**PROBLEM DESCRIPTION:**
Only a number is wanted: how many lines in these records contain the word "királyi"?

**MATERIAL SHOWN:**
• • •
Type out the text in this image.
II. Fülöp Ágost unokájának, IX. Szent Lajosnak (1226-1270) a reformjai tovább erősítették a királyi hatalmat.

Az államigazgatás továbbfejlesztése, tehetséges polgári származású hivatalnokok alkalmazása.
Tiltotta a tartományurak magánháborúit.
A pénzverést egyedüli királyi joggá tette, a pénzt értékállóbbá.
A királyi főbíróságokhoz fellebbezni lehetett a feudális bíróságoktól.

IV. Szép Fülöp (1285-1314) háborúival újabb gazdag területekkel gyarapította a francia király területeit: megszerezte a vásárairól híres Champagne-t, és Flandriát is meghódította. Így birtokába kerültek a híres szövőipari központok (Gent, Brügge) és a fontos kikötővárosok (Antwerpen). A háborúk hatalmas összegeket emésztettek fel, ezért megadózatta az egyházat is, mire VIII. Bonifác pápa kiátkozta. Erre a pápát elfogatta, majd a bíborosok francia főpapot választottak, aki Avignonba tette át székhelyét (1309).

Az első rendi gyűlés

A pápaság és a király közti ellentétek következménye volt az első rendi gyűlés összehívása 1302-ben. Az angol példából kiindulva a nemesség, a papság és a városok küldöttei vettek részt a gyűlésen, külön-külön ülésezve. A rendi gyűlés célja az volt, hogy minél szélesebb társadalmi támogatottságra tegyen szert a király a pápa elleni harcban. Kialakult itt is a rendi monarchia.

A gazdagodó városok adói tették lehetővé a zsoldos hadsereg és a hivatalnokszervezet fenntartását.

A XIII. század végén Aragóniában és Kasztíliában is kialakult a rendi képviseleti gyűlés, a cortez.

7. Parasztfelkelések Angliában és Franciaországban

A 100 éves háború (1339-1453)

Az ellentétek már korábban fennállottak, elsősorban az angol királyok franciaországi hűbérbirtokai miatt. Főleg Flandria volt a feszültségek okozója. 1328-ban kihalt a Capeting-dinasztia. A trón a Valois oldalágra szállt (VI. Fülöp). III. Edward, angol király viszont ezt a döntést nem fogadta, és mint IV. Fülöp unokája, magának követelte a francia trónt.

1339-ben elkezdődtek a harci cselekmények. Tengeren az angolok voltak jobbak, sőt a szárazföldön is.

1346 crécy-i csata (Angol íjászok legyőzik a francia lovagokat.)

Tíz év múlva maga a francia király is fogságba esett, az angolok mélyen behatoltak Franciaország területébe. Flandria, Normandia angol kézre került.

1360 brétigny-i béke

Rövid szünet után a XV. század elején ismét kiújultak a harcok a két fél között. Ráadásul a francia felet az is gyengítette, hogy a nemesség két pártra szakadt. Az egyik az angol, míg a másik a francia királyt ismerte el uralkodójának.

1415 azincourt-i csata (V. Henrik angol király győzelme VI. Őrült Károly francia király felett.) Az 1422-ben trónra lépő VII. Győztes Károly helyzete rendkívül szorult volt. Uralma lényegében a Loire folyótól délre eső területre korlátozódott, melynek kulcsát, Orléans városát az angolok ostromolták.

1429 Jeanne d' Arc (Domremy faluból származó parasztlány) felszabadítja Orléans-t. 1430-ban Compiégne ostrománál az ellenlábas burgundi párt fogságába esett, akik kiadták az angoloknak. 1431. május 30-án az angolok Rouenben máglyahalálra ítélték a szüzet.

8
• • •
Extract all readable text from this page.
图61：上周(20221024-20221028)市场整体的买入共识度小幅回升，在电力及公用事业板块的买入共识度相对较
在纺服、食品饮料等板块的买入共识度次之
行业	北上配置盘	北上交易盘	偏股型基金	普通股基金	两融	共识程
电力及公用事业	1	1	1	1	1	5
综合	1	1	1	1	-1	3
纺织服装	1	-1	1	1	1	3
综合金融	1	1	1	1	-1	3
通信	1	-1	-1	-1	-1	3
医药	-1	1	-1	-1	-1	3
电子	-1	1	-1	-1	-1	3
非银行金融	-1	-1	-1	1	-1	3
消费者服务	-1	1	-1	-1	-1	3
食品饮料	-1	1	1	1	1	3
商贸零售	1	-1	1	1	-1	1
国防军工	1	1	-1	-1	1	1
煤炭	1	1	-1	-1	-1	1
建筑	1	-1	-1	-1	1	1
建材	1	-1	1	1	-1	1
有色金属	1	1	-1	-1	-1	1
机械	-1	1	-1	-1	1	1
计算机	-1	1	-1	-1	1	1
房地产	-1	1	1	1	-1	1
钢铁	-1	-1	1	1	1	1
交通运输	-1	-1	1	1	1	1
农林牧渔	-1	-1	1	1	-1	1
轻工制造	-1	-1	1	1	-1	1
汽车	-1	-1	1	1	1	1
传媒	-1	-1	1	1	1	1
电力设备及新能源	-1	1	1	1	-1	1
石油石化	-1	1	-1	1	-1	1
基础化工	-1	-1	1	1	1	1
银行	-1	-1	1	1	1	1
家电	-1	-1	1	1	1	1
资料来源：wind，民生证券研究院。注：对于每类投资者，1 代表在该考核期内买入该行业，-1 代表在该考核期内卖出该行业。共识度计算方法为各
• • •
**OUTPUT FOR THIS EXERCISE:**
3